#### THE RECORDS

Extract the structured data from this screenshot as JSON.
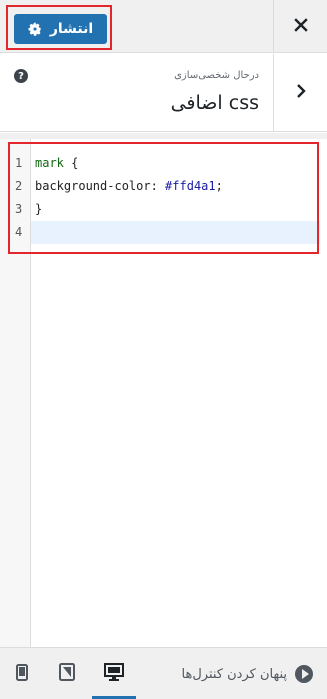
{
  "header": {
    "publish_label": "انتشار",
    "close_icon": "close-icon",
    "gear_icon": "gear-icon"
  },
  "section": {
    "breadcrumb": "درحال شخصی‌سازی",
    "title": "css اضافی",
    "help_icon": "help-icon",
    "back_icon": "chevron-right-icon"
  },
  "editor": {
    "lines": [
      {
        "num": "1",
        "selector": "mark",
        "rest": " {"
      },
      {
        "num": "2",
        "prop": "background-color:",
        "value": " #ffd4a1",
        "end": ";"
      },
      {
        "num": "3",
        "text": "}"
      },
      {
        "num": "4",
        "text": ""
      }
    ]
  },
  "footer": {
    "hide_controls_label": "پنهان کردن کنترل‌ها",
    "devices": [
      "desktop-icon",
      "tablet-icon",
      "mobile-icon"
    ],
    "active_device": "desktop"
  },
  "colors": {
    "primary": "#2271b1",
    "highlight_border": "#e3262c",
    "active_line": "#e8f2ff"
  }
}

########

WHAT THE TASK REQUIRES
Omit every picture, then reproduce the rest of the listing exactly.

SOLUTION TO THE PROBLEM
Extract the structured data from this screenshot as JSON.
{
  "header": {
    "publish_label": "انتشار",
    "close_icon": "close-icon",
    "gear_icon": "gear-icon"
  },
  "section": {
    "breadcrumb": "درحال شخصی‌سازی",
    "title": "css اضافی",
    "help_icon": "help-icon",
    "back_icon": "chevron-right-icon"
  },
  "editor": {
    "lines": [
      {
        "num": "1",
        "selector": "mark",
        "rest": " {"
      },
      {
        "num": "2",
        "prop": "background-color:",
        "value": " #ffd4a1",
        "end": ";"
      },
      {
        "num": "3",
        "text": "}"
      },
      {
        "num": "4",
        "text": ""
      }
    ]
  },
  "footer": {
    "hide_controls_label": "پنهان کردن کنترل‌ها",
    "devices": [
      "desktop-icon",
      "tablet-icon",
      "mobile-icon"
    ],
    "active_device": "desktop"
  },
  "colors": {
    "primary": "#2271b1",
    "highlight_border": "#e3262c",
    "active_line": "#e8f2ff"
  }
}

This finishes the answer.